### Task description
Return exactly the lines that run from the one containing "Decode this image" to the end of the entries, with both ends included.

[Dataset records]
☆ ☆ ☆ ☆

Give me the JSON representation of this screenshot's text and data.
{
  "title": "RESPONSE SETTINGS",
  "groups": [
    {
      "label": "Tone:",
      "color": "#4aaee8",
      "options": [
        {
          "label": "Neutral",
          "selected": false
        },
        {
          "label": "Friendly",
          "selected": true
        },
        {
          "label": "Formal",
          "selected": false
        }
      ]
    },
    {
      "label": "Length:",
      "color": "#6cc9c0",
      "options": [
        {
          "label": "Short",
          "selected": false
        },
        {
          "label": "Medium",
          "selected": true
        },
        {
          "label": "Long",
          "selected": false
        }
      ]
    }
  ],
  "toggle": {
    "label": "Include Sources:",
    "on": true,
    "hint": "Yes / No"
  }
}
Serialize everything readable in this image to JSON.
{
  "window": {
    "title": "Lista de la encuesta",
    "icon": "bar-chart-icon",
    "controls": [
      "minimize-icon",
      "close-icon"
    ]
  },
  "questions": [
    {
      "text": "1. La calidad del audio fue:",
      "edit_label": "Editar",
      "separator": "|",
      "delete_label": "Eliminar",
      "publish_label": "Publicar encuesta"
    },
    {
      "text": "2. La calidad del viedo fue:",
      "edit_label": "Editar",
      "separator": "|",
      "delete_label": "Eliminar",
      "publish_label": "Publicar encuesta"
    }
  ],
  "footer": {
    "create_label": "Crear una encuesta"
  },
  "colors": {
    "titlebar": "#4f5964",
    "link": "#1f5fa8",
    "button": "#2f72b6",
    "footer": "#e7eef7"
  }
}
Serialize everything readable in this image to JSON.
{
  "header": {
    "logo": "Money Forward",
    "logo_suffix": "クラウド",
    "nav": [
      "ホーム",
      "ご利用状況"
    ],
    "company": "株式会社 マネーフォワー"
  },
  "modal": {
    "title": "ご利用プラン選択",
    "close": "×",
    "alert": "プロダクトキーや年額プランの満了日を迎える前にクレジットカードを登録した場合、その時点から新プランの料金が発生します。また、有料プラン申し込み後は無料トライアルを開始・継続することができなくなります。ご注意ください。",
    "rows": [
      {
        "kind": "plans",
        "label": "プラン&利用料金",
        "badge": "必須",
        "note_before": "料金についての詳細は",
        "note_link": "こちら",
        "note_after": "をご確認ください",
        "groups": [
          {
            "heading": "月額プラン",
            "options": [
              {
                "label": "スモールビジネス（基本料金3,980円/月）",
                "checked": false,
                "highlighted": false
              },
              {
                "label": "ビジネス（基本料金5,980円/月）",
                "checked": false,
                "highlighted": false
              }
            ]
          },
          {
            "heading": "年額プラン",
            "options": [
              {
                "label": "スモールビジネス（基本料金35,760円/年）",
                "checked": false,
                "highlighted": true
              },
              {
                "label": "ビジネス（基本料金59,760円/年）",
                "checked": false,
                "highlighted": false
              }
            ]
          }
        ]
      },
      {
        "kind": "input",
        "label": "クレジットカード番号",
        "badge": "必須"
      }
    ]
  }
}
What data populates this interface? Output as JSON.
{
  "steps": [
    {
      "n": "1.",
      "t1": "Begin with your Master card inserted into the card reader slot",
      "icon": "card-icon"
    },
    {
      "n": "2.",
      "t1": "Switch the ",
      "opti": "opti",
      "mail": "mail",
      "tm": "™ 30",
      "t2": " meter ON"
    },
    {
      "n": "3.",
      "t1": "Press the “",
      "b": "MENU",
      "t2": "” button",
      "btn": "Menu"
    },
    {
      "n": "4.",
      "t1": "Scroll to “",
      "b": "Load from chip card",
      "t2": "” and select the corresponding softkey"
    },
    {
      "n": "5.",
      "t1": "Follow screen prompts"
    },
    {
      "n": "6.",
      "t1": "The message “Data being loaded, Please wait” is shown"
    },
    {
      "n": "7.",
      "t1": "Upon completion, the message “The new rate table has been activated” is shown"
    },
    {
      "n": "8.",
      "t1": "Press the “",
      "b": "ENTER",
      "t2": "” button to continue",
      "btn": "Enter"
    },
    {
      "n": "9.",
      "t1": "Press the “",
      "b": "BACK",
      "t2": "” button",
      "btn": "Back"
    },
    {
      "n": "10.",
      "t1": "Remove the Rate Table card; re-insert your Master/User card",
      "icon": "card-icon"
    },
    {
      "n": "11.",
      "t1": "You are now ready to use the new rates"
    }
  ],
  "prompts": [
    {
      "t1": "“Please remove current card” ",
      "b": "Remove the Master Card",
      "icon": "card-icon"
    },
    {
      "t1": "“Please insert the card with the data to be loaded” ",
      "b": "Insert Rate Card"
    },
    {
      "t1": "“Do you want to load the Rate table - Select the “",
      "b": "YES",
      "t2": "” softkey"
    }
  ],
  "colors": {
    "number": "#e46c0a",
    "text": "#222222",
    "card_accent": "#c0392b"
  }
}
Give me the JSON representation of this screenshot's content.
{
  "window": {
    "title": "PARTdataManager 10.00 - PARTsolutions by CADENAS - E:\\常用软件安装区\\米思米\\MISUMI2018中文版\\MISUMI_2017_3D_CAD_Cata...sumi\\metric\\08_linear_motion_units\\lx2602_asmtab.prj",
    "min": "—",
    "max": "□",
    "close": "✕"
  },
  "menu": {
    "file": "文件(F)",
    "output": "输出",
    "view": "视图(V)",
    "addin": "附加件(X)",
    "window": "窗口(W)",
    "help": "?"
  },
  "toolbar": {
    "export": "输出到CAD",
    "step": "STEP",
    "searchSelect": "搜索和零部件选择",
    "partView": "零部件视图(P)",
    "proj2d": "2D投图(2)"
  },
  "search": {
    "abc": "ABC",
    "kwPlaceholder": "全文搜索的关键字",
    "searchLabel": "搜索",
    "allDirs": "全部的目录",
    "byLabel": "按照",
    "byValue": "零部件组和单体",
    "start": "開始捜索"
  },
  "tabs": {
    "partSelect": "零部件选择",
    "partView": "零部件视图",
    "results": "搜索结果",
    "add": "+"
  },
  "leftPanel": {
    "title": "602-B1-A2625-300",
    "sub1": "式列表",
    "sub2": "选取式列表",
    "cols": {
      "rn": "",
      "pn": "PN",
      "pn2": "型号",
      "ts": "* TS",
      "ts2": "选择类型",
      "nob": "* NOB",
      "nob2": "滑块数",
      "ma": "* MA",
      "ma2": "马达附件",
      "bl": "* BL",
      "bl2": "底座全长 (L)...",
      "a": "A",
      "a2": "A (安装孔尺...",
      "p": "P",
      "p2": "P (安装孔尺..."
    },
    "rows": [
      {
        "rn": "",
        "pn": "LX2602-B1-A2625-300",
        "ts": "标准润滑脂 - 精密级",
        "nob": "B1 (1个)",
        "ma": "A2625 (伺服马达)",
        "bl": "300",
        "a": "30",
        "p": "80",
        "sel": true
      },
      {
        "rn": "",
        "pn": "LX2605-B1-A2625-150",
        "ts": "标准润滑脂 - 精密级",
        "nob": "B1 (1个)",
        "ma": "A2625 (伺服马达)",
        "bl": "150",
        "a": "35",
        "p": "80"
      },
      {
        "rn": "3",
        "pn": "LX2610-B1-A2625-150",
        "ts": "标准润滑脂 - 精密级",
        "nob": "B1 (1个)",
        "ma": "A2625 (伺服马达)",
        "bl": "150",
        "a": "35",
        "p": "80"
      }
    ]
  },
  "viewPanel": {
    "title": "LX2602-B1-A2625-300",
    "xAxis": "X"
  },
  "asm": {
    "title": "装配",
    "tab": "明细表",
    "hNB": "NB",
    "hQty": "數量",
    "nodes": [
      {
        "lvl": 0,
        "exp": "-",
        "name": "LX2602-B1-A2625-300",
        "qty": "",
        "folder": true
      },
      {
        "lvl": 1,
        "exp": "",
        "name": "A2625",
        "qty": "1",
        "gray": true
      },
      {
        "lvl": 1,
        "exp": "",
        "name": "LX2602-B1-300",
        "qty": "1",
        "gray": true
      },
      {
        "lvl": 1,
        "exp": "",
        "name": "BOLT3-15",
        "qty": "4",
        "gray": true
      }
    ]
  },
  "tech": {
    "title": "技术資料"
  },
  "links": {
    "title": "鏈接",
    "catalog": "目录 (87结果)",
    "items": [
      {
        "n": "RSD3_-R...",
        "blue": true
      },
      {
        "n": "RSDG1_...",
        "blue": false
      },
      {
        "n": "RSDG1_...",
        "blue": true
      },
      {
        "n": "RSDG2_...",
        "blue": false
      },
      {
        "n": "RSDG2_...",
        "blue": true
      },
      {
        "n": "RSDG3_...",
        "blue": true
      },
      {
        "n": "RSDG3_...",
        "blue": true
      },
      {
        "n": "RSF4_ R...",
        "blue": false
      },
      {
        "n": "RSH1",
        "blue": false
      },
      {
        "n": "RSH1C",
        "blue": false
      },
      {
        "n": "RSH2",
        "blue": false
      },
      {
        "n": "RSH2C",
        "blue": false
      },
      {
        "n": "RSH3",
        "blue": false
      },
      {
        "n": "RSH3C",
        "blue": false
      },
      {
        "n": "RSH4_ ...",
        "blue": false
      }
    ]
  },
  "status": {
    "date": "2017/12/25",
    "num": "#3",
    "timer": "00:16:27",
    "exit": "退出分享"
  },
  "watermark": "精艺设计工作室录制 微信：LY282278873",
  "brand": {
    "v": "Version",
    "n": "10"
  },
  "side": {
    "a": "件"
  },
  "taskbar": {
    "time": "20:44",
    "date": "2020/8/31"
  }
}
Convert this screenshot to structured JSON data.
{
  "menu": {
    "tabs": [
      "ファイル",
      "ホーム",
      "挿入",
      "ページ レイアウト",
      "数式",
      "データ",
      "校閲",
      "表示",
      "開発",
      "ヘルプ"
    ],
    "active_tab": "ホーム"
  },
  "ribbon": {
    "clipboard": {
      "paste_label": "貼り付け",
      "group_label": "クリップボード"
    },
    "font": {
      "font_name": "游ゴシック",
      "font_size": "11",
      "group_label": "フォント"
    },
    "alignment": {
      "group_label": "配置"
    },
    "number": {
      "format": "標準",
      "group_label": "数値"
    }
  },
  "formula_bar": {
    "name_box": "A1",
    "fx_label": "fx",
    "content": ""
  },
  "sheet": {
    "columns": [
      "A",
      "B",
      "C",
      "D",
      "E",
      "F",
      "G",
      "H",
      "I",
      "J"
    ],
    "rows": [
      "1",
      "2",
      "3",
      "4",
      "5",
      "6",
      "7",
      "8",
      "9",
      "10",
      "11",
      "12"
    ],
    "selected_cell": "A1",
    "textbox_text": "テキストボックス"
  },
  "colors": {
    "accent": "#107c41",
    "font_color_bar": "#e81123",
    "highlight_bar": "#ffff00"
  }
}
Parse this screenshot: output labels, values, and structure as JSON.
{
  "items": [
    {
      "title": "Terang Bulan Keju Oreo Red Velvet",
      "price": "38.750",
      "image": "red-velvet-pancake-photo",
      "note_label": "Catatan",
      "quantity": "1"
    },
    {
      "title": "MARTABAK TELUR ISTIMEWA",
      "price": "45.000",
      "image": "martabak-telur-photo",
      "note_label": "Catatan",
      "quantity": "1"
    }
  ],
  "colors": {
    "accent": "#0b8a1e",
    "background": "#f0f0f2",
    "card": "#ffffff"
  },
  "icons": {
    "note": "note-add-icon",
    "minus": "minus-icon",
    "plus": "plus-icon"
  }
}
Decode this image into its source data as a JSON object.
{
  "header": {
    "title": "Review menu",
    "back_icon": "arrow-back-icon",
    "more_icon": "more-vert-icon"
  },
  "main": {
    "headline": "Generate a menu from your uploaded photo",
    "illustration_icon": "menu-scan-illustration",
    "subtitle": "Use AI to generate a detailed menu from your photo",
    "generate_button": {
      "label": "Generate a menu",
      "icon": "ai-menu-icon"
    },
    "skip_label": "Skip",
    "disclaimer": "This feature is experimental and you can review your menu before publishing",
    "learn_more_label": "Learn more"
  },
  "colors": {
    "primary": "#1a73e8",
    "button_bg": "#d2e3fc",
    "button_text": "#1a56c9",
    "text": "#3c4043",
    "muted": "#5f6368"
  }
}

☆ ☆ ☆ ☆

### Exercise output
Decode this image into its source data as a JSON object.
{
  "header": {
    "title": "Review menu",
    "back_icon": "arrow-back-icon",
    "more_icon": "more-vert-icon"
  },
  "main": {
    "headline": "Generate a menu from your uploaded photo",
    "illustration_icon": "menu-scan-illustration",
    "subtitle": "Use AI to generate a detailed menu from your photo",
    "generate_button": {
      "label": "Generate a menu",
      "icon": "ai-menu-icon"
    },
    "skip_label": "Skip",
    "disclaimer": "This feature is experimental and you can review your menu before publishing",
    "learn_more_label": "Learn more"
  },
  "colors": {
    "primary": "#1a73e8",
    "button_bg": "#d2e3fc",
    "button_text": "#1a56c9",
    "text": "#3c4043",
    "muted": "#5f6368"
  }
}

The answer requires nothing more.